[start of Dataset content]

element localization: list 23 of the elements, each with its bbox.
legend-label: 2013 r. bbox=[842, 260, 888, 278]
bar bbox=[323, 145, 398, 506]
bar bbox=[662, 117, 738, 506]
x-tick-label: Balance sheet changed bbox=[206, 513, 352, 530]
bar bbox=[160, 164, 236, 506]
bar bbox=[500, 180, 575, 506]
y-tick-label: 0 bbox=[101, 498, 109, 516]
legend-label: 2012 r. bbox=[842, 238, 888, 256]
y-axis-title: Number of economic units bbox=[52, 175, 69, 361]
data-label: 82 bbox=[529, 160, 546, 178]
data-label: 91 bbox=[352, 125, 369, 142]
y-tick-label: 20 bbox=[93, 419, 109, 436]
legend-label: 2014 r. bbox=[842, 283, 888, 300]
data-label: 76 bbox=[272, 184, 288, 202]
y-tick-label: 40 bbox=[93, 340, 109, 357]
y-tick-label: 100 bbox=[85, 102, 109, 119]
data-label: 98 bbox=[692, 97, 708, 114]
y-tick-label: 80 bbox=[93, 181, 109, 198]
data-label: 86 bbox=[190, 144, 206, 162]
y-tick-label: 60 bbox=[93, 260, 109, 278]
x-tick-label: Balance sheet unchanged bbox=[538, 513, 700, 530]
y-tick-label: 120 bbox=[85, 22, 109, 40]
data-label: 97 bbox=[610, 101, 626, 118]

[end of Dataset content]

Requirements
Rewrite each line of the records above as a numbered list, skipping any blank lines.

Answer to the problem
1. element localization: list 23 of the elements, each with its bbox.
2. legend-label: 2013 r. bbox=[842, 260, 888, 278]
3. bar bbox=[323, 145, 398, 506]
4. bar bbox=[662, 117, 738, 506]
5. x-tick-label: Balance sheet changed bbox=[206, 513, 352, 530]
6. bar bbox=[160, 164, 236, 506]
7. bar bbox=[500, 180, 575, 506]
8. y-tick-label: 0 bbox=[101, 498, 109, 516]
9. legend-label: 2012 r. bbox=[842, 238, 888, 256]
10. y-axis-title: Number of economic units bbox=[52, 175, 69, 361]
11. data-label: 82 bbox=[529, 160, 546, 178]
12. data-label: 91 bbox=[352, 125, 369, 142]
13. y-tick-label: 20 bbox=[93, 419, 109, 436]
14. legend-label: 2014 r. bbox=[842, 283, 888, 300]
15. data-label: 76 bbox=[272, 184, 288, 202]
16. y-tick-label: 40 bbox=[93, 340, 109, 357]
17. y-tick-label: 100 bbox=[85, 102, 109, 119]
18. data-label: 98 bbox=[692, 97, 708, 114]
19. y-tick-label: 80 bbox=[93, 181, 109, 198]
20. data-label: 86 bbox=[190, 144, 206, 162]
21. y-tick-label: 60 bbox=[93, 260, 109, 278]
22. x-tick-label: Balance sheet unchanged bbox=[538, 513, 700, 530]
23. y-tick-label: 120 bbox=[85, 22, 109, 40]
24. data-label: 97 bbox=[610, 101, 626, 118]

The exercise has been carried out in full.